• **Directive**
Transcribe all the entries word for word, skipping the pictures.

[Data records start]

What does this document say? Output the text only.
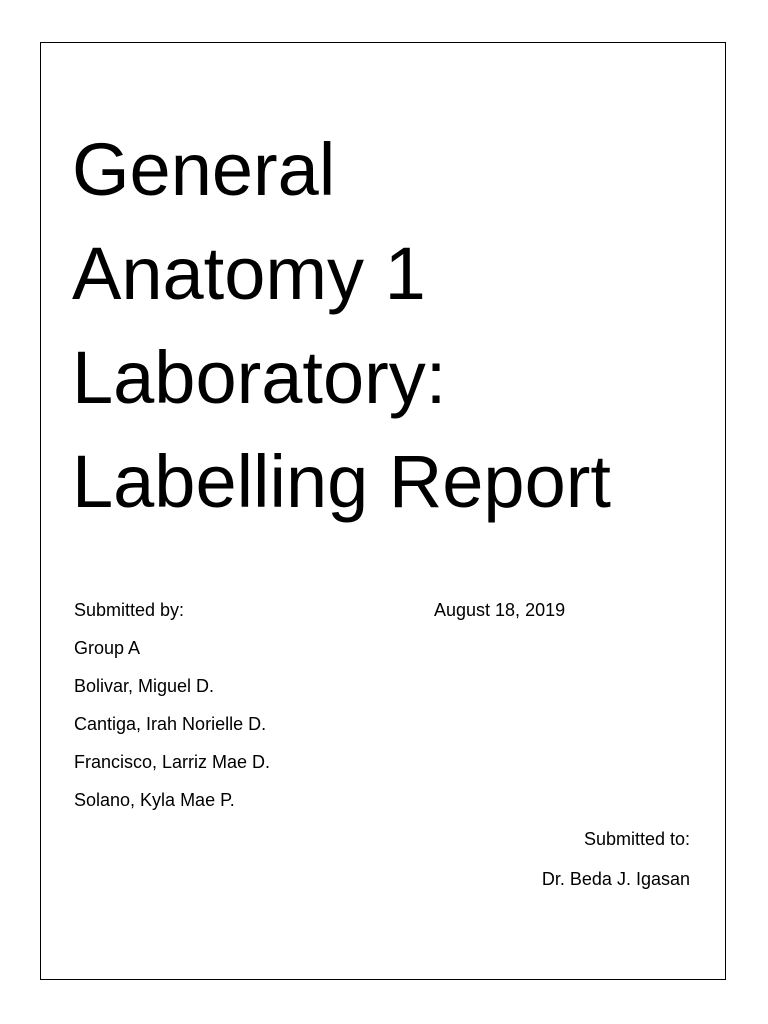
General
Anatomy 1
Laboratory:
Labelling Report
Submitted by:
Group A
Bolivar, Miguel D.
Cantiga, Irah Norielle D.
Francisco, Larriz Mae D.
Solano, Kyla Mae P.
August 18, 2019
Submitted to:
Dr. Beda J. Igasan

[Data records end]

• **Reply to the exercise**
What does this document say? Output the text only.
General
Anatomy 1
Laboratory:
Labelling Report
Submitted by:
Group A
Bolivar, Miguel D.
Cantiga, Irah Norielle D.
Francisco, Larriz Mae D.
Solano, Kyla Mae P.
August 18, 2019
Submitted to:
Dr. Beda J. Igasan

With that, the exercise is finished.